Report every line below that holds the word "content".

### [Data for processing]
┌──
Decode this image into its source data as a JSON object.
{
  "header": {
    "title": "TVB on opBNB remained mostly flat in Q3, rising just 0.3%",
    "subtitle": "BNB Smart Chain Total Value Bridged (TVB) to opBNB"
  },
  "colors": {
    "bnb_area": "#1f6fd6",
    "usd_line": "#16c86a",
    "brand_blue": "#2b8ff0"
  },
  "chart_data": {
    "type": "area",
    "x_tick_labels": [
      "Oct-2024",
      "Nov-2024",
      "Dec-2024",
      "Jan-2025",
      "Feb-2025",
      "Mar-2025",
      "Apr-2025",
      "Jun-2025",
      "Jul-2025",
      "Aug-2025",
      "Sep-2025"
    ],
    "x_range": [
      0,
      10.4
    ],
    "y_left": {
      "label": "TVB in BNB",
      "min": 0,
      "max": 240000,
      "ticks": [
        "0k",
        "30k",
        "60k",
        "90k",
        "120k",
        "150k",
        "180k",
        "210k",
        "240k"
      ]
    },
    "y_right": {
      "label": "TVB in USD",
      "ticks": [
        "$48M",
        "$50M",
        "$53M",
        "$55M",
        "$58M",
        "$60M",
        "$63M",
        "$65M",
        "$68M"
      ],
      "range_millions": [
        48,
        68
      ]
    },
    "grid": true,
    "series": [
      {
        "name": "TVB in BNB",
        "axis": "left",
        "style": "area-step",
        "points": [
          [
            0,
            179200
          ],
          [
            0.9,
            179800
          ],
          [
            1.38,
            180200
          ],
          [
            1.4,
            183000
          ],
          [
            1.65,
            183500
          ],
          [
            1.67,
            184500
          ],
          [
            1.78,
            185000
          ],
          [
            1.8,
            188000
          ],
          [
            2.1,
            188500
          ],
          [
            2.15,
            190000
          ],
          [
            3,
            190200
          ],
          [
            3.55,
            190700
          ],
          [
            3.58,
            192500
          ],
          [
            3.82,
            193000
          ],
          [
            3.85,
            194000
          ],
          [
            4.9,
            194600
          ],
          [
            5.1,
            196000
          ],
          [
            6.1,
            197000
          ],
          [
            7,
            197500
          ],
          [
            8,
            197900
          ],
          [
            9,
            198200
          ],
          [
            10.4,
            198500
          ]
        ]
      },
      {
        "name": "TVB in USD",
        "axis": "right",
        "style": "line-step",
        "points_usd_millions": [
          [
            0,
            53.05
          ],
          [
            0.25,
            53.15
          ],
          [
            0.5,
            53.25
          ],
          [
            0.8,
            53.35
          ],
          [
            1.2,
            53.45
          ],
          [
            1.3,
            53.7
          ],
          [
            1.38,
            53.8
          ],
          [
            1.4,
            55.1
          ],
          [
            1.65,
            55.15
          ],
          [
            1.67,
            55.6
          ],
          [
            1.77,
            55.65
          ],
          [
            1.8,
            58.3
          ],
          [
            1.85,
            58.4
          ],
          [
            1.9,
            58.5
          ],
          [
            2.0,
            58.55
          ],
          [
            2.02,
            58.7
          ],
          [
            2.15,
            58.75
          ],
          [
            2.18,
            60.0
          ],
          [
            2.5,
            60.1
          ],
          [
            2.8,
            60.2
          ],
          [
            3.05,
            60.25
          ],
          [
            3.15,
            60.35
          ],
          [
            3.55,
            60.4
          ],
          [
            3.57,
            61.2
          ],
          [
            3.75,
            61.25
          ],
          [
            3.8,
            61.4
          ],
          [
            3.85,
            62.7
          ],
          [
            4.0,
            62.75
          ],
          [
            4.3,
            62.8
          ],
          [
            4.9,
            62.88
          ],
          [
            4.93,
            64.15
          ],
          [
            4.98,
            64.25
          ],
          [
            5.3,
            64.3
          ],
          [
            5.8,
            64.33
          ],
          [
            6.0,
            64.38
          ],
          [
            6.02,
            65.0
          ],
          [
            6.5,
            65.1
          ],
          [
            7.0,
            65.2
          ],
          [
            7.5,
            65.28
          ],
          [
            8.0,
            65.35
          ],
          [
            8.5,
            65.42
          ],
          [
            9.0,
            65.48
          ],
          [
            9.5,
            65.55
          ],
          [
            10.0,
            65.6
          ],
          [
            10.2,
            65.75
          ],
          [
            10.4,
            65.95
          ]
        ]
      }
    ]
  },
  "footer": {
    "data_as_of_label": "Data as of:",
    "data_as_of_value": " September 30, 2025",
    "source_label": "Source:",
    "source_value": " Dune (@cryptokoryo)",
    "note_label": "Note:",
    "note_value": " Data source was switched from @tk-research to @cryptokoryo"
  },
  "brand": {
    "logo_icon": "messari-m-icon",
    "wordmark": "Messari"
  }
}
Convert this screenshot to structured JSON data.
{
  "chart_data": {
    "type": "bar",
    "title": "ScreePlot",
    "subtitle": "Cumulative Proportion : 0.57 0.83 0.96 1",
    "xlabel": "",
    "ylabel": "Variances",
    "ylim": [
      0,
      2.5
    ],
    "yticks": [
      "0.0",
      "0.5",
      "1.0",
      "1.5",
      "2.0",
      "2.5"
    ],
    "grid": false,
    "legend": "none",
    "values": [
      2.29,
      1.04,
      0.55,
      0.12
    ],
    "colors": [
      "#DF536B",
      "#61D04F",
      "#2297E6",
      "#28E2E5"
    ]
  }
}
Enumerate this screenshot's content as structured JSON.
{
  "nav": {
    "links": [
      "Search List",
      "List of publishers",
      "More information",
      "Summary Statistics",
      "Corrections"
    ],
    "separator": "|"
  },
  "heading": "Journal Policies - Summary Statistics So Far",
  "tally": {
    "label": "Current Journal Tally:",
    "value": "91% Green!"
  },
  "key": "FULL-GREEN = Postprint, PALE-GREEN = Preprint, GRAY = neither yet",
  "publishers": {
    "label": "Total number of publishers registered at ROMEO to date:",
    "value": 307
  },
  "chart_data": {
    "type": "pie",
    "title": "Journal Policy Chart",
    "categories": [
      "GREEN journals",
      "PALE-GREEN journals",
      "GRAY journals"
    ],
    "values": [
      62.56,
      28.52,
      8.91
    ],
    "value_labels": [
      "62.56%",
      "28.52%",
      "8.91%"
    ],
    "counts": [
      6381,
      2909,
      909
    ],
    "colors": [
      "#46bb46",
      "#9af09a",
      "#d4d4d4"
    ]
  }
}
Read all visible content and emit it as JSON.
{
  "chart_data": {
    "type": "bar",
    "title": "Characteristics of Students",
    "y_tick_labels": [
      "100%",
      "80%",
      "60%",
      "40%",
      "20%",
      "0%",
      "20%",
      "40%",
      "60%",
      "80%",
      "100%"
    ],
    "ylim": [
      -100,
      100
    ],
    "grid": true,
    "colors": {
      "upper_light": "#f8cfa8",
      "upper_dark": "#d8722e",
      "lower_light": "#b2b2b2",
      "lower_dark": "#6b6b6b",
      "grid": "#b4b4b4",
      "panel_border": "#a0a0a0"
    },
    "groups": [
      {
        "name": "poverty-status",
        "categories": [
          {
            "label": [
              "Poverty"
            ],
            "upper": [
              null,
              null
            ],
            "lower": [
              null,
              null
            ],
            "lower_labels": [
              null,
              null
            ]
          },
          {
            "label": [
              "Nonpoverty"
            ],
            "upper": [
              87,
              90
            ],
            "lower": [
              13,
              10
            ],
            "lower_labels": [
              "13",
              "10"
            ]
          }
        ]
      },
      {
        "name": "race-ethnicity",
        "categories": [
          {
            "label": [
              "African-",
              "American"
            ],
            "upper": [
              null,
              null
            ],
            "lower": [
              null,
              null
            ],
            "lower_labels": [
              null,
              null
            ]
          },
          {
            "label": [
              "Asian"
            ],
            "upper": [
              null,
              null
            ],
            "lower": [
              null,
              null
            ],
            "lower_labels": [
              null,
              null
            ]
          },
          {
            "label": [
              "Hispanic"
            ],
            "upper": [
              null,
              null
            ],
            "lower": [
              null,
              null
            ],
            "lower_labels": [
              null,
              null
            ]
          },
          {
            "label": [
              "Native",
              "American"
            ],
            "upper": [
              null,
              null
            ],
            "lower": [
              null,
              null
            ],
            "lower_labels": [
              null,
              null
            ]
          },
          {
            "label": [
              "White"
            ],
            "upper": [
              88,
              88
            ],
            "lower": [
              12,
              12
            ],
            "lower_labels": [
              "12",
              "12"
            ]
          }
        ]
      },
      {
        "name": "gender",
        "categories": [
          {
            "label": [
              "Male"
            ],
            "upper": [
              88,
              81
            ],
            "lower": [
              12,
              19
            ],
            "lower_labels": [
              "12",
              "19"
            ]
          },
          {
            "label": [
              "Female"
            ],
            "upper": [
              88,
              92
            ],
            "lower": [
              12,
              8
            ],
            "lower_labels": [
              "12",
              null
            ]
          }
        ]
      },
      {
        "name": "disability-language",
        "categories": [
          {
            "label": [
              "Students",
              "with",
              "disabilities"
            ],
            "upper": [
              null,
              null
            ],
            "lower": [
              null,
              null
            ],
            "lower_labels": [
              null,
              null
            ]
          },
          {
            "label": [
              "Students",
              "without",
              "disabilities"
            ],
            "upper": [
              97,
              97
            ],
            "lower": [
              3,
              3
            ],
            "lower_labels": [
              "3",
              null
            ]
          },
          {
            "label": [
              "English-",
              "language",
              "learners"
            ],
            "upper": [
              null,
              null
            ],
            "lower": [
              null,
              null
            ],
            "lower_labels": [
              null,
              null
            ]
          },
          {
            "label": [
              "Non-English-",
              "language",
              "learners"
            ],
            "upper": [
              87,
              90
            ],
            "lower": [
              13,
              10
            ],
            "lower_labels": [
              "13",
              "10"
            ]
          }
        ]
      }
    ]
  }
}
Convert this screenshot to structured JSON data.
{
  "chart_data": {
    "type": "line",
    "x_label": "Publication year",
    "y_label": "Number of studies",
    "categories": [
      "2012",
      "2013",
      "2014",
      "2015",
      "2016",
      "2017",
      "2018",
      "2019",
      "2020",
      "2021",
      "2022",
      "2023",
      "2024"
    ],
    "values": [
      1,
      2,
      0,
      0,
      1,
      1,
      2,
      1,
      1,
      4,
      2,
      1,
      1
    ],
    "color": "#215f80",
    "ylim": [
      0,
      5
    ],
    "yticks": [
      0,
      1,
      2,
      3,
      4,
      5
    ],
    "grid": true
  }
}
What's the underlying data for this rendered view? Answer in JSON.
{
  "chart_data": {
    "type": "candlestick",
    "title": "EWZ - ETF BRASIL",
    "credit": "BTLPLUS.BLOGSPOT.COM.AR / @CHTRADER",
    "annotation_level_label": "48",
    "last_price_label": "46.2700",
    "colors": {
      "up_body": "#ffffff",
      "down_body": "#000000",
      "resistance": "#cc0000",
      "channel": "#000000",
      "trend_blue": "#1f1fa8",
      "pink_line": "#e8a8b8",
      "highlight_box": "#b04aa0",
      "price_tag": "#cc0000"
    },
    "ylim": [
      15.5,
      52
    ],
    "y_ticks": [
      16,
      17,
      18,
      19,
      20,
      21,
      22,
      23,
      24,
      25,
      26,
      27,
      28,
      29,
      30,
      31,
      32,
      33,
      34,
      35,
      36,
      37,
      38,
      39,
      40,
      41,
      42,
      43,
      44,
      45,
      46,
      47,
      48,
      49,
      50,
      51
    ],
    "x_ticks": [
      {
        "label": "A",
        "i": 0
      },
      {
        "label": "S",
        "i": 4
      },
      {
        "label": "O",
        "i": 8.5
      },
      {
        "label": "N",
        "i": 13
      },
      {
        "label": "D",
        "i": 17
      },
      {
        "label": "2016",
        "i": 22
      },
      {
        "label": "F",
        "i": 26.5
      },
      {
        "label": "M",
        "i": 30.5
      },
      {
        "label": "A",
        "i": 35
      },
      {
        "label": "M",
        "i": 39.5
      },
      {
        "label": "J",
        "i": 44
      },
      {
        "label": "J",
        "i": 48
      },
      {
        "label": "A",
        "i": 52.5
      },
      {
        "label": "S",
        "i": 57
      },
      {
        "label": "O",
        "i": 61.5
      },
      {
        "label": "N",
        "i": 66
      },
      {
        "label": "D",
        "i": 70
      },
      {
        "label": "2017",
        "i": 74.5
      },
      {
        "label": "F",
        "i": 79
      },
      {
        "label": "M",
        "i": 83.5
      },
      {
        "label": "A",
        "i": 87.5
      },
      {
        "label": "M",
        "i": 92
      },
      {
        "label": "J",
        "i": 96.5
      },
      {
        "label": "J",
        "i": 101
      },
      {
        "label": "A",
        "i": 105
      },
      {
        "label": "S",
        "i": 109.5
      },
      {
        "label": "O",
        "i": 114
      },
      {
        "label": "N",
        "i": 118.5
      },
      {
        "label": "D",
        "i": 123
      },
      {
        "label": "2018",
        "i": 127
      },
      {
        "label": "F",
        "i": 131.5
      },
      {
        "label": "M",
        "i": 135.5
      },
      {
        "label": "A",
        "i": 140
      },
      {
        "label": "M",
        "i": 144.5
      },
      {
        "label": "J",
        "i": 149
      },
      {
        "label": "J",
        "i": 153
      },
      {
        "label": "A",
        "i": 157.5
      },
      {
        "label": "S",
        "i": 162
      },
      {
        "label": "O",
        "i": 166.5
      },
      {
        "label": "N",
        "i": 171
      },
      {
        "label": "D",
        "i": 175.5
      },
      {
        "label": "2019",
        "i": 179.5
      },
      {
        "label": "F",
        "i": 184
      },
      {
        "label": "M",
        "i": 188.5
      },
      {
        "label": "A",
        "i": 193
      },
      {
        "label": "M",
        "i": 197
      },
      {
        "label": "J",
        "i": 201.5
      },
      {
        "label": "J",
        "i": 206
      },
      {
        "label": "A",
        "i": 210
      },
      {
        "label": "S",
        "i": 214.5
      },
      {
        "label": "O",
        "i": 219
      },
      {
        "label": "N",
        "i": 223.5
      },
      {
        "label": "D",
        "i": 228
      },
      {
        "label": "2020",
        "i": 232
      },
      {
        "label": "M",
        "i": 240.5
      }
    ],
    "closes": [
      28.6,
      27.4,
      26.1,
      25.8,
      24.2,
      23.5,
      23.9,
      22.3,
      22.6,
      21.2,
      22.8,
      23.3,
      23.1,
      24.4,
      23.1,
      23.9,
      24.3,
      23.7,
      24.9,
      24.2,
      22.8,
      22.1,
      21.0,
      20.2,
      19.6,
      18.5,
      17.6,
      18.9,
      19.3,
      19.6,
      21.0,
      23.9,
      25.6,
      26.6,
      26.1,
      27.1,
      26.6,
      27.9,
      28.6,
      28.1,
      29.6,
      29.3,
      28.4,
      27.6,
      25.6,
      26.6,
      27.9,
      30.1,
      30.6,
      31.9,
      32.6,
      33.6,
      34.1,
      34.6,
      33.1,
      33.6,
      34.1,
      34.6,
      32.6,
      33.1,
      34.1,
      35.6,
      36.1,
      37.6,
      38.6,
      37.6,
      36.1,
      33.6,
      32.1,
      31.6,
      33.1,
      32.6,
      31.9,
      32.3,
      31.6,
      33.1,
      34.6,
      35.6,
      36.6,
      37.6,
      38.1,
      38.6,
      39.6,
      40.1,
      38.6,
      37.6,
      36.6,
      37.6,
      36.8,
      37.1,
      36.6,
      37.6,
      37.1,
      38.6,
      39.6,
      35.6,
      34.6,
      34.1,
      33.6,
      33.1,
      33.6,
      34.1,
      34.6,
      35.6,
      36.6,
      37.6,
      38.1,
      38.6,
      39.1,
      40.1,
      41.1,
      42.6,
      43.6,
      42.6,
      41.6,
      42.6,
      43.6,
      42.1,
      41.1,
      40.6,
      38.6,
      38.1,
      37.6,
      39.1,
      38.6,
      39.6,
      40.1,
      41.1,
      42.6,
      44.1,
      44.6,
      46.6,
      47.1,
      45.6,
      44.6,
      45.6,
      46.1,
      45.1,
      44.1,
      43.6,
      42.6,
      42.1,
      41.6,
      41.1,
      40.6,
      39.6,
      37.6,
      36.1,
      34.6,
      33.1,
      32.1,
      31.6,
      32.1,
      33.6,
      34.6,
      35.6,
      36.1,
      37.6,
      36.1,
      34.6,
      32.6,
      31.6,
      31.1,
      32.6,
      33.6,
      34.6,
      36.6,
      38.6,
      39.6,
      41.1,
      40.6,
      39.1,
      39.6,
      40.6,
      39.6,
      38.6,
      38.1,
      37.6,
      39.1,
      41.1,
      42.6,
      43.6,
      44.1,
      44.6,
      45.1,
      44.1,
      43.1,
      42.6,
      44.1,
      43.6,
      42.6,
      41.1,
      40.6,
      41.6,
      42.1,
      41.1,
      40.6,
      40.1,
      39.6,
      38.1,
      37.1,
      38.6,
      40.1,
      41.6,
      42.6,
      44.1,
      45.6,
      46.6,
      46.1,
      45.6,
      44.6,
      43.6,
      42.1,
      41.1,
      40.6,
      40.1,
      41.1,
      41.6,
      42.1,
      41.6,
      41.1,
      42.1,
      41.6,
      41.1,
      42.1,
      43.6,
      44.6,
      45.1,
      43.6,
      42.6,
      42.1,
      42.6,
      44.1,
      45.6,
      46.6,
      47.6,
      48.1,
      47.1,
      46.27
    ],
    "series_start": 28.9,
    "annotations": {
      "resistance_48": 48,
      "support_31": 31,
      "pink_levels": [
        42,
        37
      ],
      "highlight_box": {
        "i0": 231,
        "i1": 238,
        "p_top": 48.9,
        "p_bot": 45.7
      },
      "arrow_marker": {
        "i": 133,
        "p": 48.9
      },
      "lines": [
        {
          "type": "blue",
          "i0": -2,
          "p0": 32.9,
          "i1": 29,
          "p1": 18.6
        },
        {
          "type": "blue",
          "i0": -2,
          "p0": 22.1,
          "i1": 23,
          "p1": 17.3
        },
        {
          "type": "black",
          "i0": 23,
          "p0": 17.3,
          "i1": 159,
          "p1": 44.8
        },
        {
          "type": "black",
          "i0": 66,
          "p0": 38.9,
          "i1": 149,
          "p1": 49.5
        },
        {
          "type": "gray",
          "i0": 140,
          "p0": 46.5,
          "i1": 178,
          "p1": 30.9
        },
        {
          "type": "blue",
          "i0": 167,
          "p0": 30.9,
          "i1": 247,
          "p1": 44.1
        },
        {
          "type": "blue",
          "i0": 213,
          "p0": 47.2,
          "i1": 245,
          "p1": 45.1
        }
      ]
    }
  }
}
└──
### [Output of the exercise]
Enumerate this screenshot's content as structured JSON.
Read all visible content and emit it as JSON.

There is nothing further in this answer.